### Exercise data
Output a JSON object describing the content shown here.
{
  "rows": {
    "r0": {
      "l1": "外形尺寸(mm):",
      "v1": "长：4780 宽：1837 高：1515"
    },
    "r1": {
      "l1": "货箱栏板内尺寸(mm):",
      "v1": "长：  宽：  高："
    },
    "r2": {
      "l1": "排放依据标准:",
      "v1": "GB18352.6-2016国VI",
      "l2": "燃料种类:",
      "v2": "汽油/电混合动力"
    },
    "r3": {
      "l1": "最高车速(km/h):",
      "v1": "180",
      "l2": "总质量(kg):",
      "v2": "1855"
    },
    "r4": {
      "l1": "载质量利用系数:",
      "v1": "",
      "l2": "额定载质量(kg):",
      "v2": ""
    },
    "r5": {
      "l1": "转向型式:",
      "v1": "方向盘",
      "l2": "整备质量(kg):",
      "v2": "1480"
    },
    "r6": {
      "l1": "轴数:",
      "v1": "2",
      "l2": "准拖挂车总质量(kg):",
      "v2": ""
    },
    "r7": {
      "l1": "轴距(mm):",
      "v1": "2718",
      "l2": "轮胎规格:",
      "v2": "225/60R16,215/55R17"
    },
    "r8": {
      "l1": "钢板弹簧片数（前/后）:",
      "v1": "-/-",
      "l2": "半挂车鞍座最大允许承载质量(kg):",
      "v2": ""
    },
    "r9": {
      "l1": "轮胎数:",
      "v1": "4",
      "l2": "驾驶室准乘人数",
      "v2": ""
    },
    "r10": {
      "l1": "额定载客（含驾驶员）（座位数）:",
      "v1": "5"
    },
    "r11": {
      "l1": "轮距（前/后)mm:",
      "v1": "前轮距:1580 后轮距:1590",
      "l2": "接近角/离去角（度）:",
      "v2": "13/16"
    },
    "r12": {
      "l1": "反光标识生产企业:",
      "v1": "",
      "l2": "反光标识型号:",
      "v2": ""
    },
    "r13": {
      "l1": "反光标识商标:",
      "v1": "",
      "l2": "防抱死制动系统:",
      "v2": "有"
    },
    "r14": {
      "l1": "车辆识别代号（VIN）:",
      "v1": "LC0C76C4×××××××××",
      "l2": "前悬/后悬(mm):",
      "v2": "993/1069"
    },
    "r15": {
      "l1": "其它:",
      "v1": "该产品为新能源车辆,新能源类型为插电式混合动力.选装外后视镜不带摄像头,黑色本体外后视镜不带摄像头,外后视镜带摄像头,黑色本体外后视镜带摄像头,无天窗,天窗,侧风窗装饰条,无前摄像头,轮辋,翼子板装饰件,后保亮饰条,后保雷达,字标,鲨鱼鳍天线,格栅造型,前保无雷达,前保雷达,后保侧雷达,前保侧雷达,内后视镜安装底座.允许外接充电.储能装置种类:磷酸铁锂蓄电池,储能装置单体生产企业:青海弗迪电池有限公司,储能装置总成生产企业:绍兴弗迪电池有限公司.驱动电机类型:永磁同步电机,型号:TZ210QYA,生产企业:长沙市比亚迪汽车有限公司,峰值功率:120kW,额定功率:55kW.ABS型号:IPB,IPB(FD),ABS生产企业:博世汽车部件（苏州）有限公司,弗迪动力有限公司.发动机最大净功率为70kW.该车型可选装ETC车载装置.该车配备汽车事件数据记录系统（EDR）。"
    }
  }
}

### Task objective
Write out all the entries exactly.

### Exercise solution
Output a JSON object describing the content shown here.
{
  "rows": {
    "r0": {
      "l1": "外形尺寸(mm):",
      "v1": "长：4780 宽：1837 高：1515"
    },
    "r1": {
      "l1": "货箱栏板内尺寸(mm):",
      "v1": "长：  宽：  高："
    },
    "r2": {
      "l1": "排放依据标准:",
      "v1": "GB18352.6-2016国VI",
      "l2": "燃料种类:",
      "v2": "汽油/电混合动力"
    },
    "r3": {
      "l1": "最高车速(km/h):",
      "v1": "180",
      "l2": "总质量(kg):",
      "v2": "1855"
    },
    "r4": {
      "l1": "载质量利用系数:",
      "v1": "",
      "l2": "额定载质量(kg):",
      "v2": ""
    },
    "r5": {
      "l1": "转向型式:",
      "v1": "方向盘",
      "l2": "整备质量(kg):",
      "v2": "1480"
    },
    "r6": {
      "l1": "轴数:",
      "v1": "2",
      "l2": "准拖挂车总质量(kg):",
      "v2": ""
    },
    "r7": {
      "l1": "轴距(mm):",
      "v1": "2718",
      "l2": "轮胎规格:",
      "v2": "225/60R16,215/55R17"
    },
    "r8": {
      "l1": "钢板弹簧片数（前/后）:",
      "v1": "-/-",
      "l2": "半挂车鞍座最大允许承载质量(kg):",
      "v2": ""
    },
    "r9": {
      "l1": "轮胎数:",
      "v1": "4",
      "l2": "驾驶室准乘人数",
      "v2": ""
    },
    "r10": {
      "l1": "额定载客（含驾驶员）（座位数）:",
      "v1": "5"
    },
    "r11": {
      "l1": "轮距（前/后)mm:",
      "v1": "前轮距:1580 后轮距:1590",
      "l2": "接近角/离去角（度）:",
      "v2": "13/16"
    },
    "r12": {
      "l1": "反光标识生产企业:",
      "v1": "",
      "l2": "反光标识型号:",
      "v2": ""
    },
    "r13": {
      "l1": "反光标识商标:",
      "v1": "",
      "l2": "防抱死制动系统:",
      "v2": "有"
    },
    "r14": {
      "l1": "车辆识别代号（VIN）:",
      "v1": "LC0C76C4×××××××××",
      "l2": "前悬/后悬(mm):",
      "v2": "993/1069"
    },
    "r15": {
      "l1": "其它:",
      "v1": "该产品为新能源车辆,新能源类型为插电式混合动力.选装外后视镜不带摄像头,黑色本体外后视镜不带摄像头,外后视镜带摄像头,黑色本体外后视镜带摄像头,无天窗,天窗,侧风窗装饰条,无前摄像头,轮辋,翼子板装饰件,后保亮饰条,后保雷达,字标,鲨鱼鳍天线,格栅造型,前保无雷达,前保雷达,后保侧雷达,前保侧雷达,内后视镜安装底座.允许外接充电.储能装置种类:磷酸铁锂蓄电池,储能装置单体生产企业:青海弗迪电池有限公司,储能装置总成生产企业:绍兴弗迪电池有限公司.驱动电机类型:永磁同步电机,型号:TZ210QYA,生产企业:长沙市比亚迪汽车有限公司,峰值功率:120kW,额定功率:55kW.ABS型号:IPB,IPB(FD),ABS生产企业:博世汽车部件（苏州）有限公司,弗迪动力有限公司.发动机最大净功率为70kW.该车型可选装ETC车载装置.该车配备汽车事件数据记录系统（EDR）。"
    }
  }
}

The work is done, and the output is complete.